## RECORDS FOR THE EXERCISE
--- --- ---

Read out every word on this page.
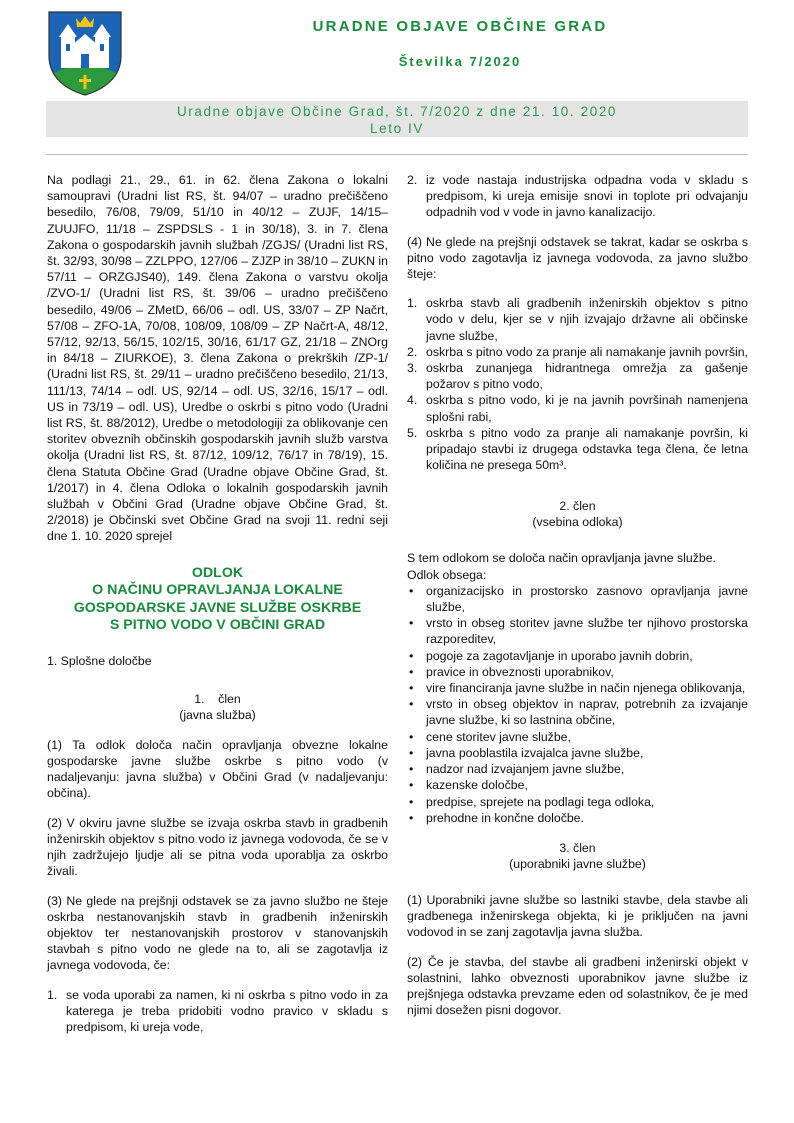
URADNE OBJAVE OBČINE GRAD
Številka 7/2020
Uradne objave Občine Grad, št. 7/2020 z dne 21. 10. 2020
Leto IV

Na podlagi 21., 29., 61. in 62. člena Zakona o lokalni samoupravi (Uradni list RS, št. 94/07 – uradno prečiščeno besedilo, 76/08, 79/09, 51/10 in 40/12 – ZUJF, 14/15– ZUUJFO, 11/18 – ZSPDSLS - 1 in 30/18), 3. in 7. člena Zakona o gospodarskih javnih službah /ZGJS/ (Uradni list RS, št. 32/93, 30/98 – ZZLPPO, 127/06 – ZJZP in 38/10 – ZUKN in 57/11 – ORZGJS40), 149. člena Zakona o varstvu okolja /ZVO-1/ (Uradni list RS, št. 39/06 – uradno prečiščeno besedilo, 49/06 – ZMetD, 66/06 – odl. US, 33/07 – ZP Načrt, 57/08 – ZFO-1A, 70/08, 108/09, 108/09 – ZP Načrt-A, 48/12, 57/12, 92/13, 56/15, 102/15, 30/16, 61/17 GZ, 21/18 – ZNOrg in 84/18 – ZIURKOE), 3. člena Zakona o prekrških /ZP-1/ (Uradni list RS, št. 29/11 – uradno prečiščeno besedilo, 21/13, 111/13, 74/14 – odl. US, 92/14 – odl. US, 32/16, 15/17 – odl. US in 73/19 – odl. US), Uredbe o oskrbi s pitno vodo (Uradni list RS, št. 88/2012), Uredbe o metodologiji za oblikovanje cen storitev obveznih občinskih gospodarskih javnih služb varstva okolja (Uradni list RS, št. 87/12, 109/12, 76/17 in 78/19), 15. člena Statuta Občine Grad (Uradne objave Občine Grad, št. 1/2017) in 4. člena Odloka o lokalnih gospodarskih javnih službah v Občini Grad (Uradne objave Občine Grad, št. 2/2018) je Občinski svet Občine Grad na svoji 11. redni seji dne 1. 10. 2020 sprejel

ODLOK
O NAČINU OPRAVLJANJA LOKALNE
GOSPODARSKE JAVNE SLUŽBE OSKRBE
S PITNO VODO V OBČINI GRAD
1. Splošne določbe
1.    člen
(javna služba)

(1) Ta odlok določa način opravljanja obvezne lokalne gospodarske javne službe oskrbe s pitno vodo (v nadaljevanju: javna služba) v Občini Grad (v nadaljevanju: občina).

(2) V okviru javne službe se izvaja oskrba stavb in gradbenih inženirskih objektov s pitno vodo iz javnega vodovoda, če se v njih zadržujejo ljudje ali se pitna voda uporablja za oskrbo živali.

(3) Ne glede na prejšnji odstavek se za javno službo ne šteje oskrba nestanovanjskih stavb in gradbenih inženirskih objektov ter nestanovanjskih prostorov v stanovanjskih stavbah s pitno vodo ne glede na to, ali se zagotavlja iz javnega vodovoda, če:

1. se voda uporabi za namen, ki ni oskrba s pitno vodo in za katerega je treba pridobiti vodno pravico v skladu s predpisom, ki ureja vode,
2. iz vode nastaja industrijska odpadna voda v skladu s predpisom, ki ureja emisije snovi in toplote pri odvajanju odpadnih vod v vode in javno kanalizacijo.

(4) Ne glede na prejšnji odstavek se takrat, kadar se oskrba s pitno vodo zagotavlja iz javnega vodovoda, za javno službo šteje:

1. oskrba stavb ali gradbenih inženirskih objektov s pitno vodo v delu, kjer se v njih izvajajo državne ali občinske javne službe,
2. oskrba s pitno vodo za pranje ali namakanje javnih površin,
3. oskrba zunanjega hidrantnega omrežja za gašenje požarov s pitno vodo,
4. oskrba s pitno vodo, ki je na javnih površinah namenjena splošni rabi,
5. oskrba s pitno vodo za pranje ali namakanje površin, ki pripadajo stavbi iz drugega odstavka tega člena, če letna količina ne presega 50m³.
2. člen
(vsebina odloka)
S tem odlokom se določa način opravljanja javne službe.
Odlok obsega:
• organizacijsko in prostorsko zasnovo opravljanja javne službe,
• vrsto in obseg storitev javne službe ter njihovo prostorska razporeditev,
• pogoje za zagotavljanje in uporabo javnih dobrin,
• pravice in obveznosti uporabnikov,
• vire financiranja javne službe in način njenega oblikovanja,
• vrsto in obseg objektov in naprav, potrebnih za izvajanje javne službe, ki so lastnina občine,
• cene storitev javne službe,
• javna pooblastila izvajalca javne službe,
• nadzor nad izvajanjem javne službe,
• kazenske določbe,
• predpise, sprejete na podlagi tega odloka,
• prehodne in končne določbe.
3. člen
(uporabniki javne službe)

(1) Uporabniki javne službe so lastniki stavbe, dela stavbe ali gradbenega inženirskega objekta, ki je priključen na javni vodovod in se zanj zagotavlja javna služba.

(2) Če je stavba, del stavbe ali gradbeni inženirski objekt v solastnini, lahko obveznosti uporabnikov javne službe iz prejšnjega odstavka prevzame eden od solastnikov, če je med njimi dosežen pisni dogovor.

--- --- ---

## AIM OF THE TASK
Pull out every line containing "določbe".

## TASK RESULT
1. Splošne določbe
• kazenske določbe,
• prehodne in končne določbe.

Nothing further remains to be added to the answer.